## What you should do:
Gather all lines in the entries below that include the word "Velocity".

Dataset entries on figures
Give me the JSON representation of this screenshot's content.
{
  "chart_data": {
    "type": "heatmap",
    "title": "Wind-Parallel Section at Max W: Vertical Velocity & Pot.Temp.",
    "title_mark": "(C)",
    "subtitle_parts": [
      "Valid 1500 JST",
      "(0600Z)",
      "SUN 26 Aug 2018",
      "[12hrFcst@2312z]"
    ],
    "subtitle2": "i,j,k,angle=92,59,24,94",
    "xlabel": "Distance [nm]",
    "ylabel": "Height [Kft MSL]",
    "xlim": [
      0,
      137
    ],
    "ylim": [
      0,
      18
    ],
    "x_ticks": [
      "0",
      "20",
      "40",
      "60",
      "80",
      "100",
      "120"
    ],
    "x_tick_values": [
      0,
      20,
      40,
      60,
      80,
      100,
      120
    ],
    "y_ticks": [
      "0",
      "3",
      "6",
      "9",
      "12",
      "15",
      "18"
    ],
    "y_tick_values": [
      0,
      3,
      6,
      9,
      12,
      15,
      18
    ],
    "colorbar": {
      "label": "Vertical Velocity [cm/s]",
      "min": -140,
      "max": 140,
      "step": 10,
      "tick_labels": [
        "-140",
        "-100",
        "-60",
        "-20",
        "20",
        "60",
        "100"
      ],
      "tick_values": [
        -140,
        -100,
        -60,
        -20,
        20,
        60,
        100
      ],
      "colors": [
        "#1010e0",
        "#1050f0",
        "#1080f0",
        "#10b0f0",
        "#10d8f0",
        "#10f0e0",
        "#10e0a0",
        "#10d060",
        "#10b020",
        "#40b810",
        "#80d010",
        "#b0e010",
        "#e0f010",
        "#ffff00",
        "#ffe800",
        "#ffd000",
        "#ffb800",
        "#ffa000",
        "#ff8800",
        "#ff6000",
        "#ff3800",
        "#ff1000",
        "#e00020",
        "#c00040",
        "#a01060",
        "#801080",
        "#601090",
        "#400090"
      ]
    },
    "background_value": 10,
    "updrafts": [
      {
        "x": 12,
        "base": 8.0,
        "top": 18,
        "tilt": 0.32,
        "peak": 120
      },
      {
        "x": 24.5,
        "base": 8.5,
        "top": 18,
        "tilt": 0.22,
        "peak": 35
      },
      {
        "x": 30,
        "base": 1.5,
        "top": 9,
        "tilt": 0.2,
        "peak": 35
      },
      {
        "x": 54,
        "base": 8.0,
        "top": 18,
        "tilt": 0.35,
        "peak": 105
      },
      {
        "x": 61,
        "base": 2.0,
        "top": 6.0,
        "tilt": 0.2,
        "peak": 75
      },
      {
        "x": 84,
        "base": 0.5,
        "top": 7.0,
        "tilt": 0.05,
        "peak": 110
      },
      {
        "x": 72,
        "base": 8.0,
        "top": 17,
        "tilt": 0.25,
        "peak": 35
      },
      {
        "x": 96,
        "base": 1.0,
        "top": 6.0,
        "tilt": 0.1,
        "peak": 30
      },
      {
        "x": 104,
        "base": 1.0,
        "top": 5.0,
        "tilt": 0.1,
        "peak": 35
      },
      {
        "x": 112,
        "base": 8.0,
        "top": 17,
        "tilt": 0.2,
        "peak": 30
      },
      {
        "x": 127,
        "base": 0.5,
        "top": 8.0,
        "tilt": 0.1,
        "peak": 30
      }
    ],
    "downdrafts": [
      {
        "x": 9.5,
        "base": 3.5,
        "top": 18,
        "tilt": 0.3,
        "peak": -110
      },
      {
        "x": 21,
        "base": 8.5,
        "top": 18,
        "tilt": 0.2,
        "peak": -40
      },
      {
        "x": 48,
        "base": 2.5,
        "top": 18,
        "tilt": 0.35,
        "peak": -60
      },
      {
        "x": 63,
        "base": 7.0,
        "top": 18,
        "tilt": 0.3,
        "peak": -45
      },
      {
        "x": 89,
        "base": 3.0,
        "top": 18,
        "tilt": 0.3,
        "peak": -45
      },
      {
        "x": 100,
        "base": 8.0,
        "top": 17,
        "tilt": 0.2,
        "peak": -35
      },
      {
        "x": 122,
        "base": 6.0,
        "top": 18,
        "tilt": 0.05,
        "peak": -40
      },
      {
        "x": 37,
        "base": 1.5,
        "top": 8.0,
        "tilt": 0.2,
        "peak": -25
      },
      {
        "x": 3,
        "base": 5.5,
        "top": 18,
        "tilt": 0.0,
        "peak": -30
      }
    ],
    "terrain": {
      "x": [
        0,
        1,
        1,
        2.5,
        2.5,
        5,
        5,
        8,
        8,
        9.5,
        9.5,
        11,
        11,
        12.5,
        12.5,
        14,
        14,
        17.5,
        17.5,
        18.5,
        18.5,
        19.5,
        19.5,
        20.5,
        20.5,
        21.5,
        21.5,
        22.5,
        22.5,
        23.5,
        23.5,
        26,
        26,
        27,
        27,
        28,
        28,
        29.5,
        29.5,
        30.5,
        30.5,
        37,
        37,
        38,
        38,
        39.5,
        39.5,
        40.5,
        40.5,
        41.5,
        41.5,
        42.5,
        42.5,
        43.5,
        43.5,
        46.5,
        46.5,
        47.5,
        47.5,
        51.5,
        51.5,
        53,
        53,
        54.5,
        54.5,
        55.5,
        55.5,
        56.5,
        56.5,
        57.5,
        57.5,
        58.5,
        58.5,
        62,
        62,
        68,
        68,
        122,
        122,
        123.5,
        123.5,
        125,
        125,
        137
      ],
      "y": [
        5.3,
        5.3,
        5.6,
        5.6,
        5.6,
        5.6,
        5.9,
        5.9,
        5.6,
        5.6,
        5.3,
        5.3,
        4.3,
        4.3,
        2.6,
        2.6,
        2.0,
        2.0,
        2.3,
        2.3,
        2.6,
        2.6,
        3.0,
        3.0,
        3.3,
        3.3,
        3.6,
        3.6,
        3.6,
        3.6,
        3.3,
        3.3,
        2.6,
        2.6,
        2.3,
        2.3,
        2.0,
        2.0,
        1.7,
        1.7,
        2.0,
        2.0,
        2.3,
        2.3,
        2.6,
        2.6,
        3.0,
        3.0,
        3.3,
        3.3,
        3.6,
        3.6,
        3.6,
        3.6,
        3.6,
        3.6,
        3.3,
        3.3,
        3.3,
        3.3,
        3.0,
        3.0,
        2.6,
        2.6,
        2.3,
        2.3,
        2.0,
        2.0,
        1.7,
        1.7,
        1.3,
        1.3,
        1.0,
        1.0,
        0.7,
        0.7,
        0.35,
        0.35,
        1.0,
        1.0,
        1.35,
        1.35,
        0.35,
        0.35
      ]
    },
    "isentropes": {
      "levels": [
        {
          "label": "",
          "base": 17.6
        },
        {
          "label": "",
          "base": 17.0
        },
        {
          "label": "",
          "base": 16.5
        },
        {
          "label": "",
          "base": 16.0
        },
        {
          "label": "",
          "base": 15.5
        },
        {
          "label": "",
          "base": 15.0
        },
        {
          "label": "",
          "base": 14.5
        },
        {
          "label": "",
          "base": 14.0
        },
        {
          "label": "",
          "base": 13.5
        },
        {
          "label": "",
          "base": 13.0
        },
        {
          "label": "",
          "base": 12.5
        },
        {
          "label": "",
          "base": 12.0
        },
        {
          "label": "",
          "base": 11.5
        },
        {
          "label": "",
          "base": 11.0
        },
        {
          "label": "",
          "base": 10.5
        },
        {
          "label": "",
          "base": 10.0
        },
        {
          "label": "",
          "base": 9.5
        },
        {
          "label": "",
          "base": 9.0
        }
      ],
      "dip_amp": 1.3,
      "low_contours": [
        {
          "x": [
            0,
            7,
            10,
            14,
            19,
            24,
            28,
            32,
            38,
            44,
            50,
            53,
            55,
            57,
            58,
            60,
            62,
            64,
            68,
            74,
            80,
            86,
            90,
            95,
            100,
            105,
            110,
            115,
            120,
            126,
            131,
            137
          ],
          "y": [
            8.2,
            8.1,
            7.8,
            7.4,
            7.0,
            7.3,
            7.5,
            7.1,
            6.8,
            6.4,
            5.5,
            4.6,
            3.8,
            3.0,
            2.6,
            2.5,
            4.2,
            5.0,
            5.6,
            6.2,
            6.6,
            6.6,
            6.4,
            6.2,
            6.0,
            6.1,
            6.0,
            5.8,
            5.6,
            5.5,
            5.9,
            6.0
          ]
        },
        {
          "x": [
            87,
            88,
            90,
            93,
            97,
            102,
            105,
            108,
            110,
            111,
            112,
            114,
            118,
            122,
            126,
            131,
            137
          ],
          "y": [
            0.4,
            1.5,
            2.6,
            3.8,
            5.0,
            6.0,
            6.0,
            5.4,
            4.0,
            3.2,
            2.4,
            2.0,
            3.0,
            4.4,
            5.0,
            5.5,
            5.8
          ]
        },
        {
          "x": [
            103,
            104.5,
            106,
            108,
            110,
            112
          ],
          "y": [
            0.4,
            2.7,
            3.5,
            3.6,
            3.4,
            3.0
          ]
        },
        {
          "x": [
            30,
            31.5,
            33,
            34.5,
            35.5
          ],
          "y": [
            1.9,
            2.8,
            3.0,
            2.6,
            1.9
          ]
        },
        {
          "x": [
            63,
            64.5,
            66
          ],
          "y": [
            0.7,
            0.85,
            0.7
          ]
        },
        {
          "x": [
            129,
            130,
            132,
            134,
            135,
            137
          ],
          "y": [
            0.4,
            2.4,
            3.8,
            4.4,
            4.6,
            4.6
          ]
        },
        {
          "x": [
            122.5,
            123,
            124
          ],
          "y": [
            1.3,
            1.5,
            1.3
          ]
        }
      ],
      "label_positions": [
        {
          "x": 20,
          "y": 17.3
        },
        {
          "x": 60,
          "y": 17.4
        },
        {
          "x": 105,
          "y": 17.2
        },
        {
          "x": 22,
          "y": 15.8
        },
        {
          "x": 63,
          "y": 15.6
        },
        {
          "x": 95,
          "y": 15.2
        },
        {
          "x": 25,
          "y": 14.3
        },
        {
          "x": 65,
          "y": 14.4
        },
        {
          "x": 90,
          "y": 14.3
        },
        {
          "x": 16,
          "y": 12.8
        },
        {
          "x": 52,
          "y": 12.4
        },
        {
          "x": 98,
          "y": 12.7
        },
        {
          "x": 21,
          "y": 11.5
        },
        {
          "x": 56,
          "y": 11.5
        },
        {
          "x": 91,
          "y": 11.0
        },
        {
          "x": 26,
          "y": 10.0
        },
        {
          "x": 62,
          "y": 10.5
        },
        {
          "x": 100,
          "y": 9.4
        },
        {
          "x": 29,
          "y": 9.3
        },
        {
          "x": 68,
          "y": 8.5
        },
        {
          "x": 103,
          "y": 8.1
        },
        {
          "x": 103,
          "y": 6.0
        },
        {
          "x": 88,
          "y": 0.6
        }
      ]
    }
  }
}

## Finished exercise:
    "title": "Wind-Parallel Section at Max W: Vertical Velocity & Pot.Temp.",
      "label": "Vertical Velocity [cm/s]",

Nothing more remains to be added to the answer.